§ Your assignment
Which lines in the material below contain the word "noch"? Copy each of them.
——
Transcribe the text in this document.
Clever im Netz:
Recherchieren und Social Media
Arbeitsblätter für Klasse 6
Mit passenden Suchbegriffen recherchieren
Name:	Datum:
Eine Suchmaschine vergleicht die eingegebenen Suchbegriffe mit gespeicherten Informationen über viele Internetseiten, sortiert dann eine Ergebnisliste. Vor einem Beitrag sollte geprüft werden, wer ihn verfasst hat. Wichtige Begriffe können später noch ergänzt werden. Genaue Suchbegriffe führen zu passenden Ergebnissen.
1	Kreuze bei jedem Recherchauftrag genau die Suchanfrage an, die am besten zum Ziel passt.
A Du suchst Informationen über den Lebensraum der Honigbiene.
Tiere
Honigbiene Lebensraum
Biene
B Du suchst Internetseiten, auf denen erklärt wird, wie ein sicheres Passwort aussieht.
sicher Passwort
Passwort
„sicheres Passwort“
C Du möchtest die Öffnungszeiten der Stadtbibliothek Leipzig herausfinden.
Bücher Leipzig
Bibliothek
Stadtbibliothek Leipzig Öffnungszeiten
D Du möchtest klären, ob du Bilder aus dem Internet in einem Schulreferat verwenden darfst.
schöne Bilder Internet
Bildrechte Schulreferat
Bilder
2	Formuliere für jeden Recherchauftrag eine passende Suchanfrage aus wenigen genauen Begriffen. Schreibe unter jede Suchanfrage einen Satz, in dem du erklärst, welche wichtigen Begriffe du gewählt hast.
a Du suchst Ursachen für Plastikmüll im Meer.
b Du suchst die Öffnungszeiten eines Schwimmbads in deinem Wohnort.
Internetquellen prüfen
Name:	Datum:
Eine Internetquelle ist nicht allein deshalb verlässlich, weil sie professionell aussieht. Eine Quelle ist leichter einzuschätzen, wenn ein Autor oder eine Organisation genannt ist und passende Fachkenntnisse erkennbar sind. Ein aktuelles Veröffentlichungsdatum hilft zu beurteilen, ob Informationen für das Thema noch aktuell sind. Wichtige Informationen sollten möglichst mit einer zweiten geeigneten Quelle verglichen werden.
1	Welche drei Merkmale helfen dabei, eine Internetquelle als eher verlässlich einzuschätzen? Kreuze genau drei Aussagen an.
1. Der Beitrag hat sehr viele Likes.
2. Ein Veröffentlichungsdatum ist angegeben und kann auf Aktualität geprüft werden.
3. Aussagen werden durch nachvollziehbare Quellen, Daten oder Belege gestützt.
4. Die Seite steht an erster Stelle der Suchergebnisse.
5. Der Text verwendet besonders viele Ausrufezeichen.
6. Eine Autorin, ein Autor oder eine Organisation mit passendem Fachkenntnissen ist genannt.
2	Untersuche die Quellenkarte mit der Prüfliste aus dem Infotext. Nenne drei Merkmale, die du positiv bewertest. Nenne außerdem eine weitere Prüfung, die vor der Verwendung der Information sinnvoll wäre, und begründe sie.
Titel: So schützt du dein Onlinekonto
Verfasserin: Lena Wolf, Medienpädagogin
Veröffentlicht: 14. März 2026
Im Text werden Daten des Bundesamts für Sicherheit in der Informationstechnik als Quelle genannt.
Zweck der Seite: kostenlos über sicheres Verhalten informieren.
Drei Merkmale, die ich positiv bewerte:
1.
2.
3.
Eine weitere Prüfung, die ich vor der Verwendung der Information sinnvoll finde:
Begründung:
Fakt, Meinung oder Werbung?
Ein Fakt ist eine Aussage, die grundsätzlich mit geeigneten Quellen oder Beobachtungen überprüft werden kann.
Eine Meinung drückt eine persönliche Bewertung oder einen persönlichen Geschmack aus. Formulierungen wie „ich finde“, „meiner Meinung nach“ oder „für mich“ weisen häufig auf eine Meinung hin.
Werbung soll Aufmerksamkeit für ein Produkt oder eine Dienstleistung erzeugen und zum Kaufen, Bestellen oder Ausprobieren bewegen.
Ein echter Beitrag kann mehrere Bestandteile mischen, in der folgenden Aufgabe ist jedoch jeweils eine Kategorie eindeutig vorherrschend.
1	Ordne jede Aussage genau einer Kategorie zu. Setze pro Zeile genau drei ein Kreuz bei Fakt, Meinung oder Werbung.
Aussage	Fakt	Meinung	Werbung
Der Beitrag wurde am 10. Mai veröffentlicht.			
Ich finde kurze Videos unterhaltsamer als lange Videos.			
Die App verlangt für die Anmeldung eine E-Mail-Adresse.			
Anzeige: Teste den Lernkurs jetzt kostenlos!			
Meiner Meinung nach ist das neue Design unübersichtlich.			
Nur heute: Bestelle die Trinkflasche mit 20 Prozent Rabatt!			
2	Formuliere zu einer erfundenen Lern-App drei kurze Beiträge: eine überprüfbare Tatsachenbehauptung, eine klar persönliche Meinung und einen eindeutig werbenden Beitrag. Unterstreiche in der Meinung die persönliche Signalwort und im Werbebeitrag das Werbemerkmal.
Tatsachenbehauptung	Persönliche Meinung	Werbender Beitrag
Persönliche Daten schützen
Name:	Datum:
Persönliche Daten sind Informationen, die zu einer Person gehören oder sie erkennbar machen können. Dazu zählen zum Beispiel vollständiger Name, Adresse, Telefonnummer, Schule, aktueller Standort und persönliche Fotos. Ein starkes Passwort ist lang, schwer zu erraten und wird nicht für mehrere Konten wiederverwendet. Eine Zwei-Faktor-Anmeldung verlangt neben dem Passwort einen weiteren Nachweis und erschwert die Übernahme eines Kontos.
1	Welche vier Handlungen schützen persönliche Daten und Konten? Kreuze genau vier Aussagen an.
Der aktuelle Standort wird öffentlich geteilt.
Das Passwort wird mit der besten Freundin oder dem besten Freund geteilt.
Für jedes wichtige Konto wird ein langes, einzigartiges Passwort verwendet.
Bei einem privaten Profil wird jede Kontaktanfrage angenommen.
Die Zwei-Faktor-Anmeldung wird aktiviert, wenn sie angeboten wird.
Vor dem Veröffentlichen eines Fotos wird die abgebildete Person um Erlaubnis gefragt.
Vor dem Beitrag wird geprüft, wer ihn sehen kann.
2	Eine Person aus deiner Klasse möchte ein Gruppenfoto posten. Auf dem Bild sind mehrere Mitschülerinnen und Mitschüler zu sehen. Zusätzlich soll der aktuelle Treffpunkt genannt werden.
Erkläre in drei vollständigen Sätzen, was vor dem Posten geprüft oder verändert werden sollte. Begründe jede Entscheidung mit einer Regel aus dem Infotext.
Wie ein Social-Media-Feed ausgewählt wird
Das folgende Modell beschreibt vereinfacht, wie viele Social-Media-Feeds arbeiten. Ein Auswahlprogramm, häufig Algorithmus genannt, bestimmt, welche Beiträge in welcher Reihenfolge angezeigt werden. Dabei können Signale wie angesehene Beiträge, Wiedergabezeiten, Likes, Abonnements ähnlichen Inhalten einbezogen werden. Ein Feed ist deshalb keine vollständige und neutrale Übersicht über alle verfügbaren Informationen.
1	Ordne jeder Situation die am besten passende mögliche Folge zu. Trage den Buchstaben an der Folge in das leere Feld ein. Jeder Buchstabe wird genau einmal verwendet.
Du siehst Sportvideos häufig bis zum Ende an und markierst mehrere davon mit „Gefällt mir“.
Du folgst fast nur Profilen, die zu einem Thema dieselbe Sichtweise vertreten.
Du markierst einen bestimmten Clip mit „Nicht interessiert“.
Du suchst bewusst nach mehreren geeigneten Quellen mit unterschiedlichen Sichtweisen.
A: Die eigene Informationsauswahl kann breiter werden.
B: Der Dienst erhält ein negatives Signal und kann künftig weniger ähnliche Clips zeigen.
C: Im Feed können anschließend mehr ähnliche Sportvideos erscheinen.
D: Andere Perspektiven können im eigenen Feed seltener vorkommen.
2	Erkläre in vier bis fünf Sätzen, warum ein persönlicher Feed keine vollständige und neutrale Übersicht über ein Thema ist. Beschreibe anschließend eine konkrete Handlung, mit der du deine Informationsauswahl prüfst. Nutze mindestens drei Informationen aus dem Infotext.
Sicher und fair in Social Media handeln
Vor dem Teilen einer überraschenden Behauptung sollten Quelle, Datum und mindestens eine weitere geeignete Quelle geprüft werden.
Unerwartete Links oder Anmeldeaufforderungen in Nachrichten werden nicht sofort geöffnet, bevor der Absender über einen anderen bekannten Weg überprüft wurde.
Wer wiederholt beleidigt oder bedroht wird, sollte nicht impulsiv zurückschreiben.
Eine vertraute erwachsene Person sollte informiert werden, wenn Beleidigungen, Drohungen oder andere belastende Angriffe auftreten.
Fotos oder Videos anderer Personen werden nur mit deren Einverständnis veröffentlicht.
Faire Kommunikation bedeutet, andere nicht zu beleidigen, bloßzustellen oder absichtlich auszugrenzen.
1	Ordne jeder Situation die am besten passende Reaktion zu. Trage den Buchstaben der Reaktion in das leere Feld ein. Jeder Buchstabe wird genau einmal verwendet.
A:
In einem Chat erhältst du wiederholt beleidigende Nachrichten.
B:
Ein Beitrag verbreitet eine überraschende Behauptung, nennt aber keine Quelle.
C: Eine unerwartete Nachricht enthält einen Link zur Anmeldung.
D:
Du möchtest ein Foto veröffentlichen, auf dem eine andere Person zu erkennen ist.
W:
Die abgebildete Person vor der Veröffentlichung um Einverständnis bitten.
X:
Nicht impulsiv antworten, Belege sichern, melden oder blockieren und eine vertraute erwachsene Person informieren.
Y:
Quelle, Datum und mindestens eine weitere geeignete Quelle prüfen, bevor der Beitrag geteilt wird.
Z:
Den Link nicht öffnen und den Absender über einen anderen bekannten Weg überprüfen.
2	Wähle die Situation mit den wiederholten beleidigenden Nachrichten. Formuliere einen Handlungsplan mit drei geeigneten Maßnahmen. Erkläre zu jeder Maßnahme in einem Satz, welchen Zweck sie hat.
——
§ Answer for this exercise
Eine Suchmaschine vergleicht die eingegebenen Suchbegriffe mit gespeicherten Informationen über viele Internetseiten, sortiert dann eine Ergebnisliste. Vor einem Beitrag sollte geprüft werden, wer ihn verfasst hat. Wichtige Begriffe können später noch ergänzt werden. Genaue Suchbegriffe führen zu passenden Ergebnissen.
Eine Internetquelle ist nicht allein deshalb verlässlich, weil sie professionell aussieht. Eine Quelle ist leichter einzuschätzen, wenn ein Autor oder eine Organisation genannt ist und passende Fachkenntnisse erkennbar sind. Ein aktuelles Veröffentlichungsdatum hilft zu beurteilen, ob Informationen für das Thema noch aktuell sind. Wichtige Informationen sollten möglichst mit einer zweiten geeigneten Quelle verglichen werden.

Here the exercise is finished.